• _Data to process_:
______________________________
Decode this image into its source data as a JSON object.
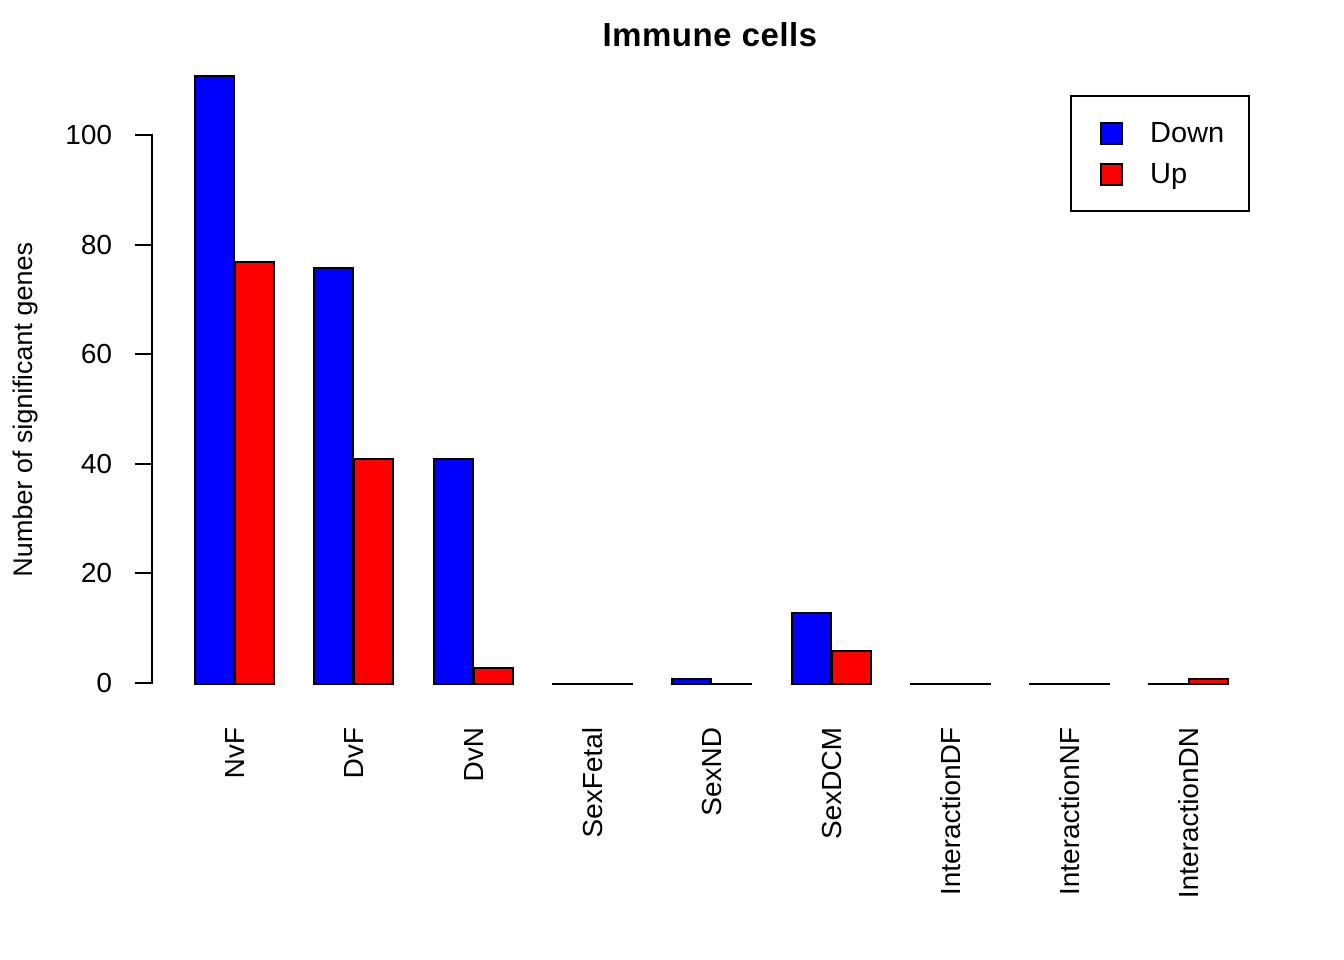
{
  "title": "Immune cells",
  "y_axis_title": "Number of significant genes",
  "legend": {
    "position": "topright",
    "items": [
      {
        "label": "Down",
        "color": "#0000ff"
      },
      {
        "label": "Up",
        "color": "#ff0000"
      }
    ]
  },
  "chart_data": {
    "type": "bar",
    "title": "Immune cells",
    "xlabel": "",
    "ylabel": "Number of significant genes",
    "categories": [
      "NvF",
      "DvF",
      "DvN",
      "SexFetal",
      "SexND",
      "SexDCM",
      "InteractionDF",
      "InteractionNF",
      "InteractionDN"
    ],
    "series": [
      {
        "name": "Down",
        "color": "#0000ff",
        "values": [
          111,
          76,
          41,
          0,
          1,
          13,
          0,
          0,
          0
        ]
      },
      {
        "name": "Up",
        "color": "#ff0000",
        "values": [
          77,
          41,
          3,
          0,
          0,
          6,
          0,
          0,
          1
        ]
      }
    ],
    "ylim": [
      0,
      112
    ],
    "yticks": [
      0,
      20,
      40,
      60,
      80,
      100
    ],
    "grid": false,
    "legend_position": "topright",
    "bar_border_color": "#000000",
    "background_color": "#ffffff"
  }
}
______________________________
• _Work instructions_:
The finished copy should match the data above word for word and contain no pictures.

• _Task result_:
Decode this image into its source data as a JSON object.
{
  "title": "Immune cells",
  "y_axis_title": "Number of significant genes",
  "legend": {
    "position": "topright",
    "items": [
      {
        "label": "Down",
        "color": "#0000ff"
      },
      {
        "label": "Up",
        "color": "#ff0000"
      }
    ]
  },
  "chart_data": {
    "type": "bar",
    "title": "Immune cells",
    "xlabel": "",
    "ylabel": "Number of significant genes",
    "categories": [
      "NvF",
      "DvF",
      "DvN",
      "SexFetal",
      "SexND",
      "SexDCM",
      "InteractionDF",
      "InteractionNF",
      "InteractionDN"
    ],
    "series": [
      {
        "name": "Down",
        "color": "#0000ff",
        "values": [
          111,
          76,
          41,
          0,
          1,
          13,
          0,
          0,
          0
        ]
      },
      {
        "name": "Up",
        "color": "#ff0000",
        "values": [
          77,
          41,
          3,
          0,
          0,
          6,
          0,
          0,
          1
        ]
      }
    ],
    "ylim": [
      0,
      112
    ],
    "yticks": [
      0,
      20,
      40,
      60,
      80,
      100
    ],
    "grid": false,
    "legend_position": "topright",
    "bar_border_color": "#000000",
    "background_color": "#ffffff"
  }
}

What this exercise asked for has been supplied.